Show, in full, each line of the data that contains "电荷的定向移动形成电流".

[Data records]
* * * *

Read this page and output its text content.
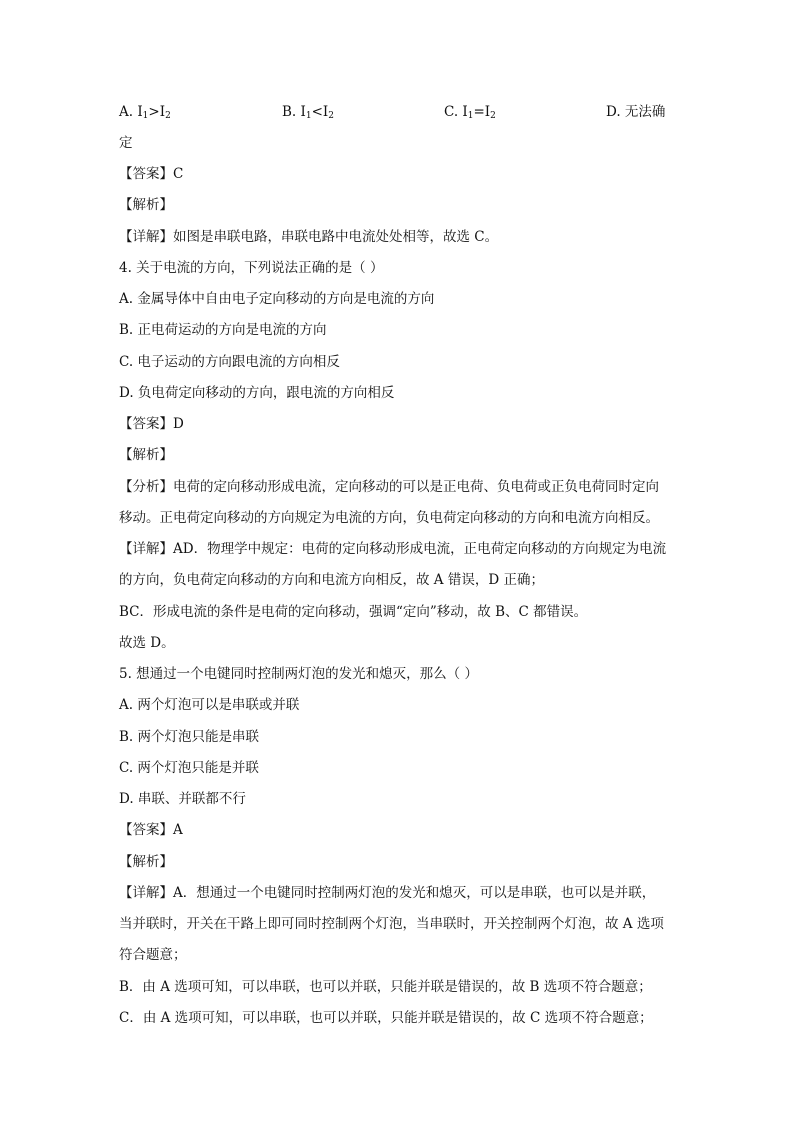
A. $I_1>I_2$	B. $I_1<I_2$	C. $I_1=I_2$	D. 无法确
定
【答案】C
【解析】
【详解】如图是串联电路，串联电路中电流处处相等，故选 C。
4. 关于电流的方向，下列说法正确的是（ ）
A. 金属导体中自由电子定向移动的方向是电流的方向
B. 正电荷运动的方向是电流的方向
C. 电子运动的方向跟电流的方向相反
D. 负电荷定向移动的方向，跟电流的方向相反
【答案】D
【解析】
【分析】电荷的定向移动形成电流，定向移动的可以是正电荷、负电荷或正负电荷同时定向
移动。正电荷定向移动的方向规定为电流的方向，负电荷定向移动的方向和电流方向相反。
【详解】AD．物理学中规定：电荷的定向移动形成电流，正电荷定向移动的方向规定为电流
的方向，负电荷定向移动的方向和电流方向相反，故 A 错误，D 正确；
BC．形成电流的条件是电荷的定向移动，强调“定向”移动，故 B、C 都错误。
故选 D。
5. 想通过一个电键同时控制两灯泡的发光和熄灭，那么（ ）
A. 两个灯泡可以是串联或并联
B. 两个灯泡只能是串联
C. 两个灯泡只能是并联
D. 串联、并联都不行
【答案】A
【解析】
【详解】A．想通过一个电键同时控制两灯泡的发光和熄灭，可以是串联，也可以是并联，
当并联时，开关在干路上即可同时控制两个灯泡，当串联时，开关控制两个灯泡，故 A 选项
符合题意；
B．由 A 选项可知，可以串联，也可以并联，只能并联是错误的，故 B 选项不符合题意；
C．由 A 选项可知，可以串联，也可以并联，只能并联是错误的，故 C 选项不符合题意；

* * * *

RESPONSE TO THIS TASK:
【分析】电荷的定向移动形成电流，定向移动的可以是正电荷、负电荷或正负电荷同时定向
【详解】AD．物理学中规定：电荷的定向移动形成电流，正电荷定向移动的方向规定为电流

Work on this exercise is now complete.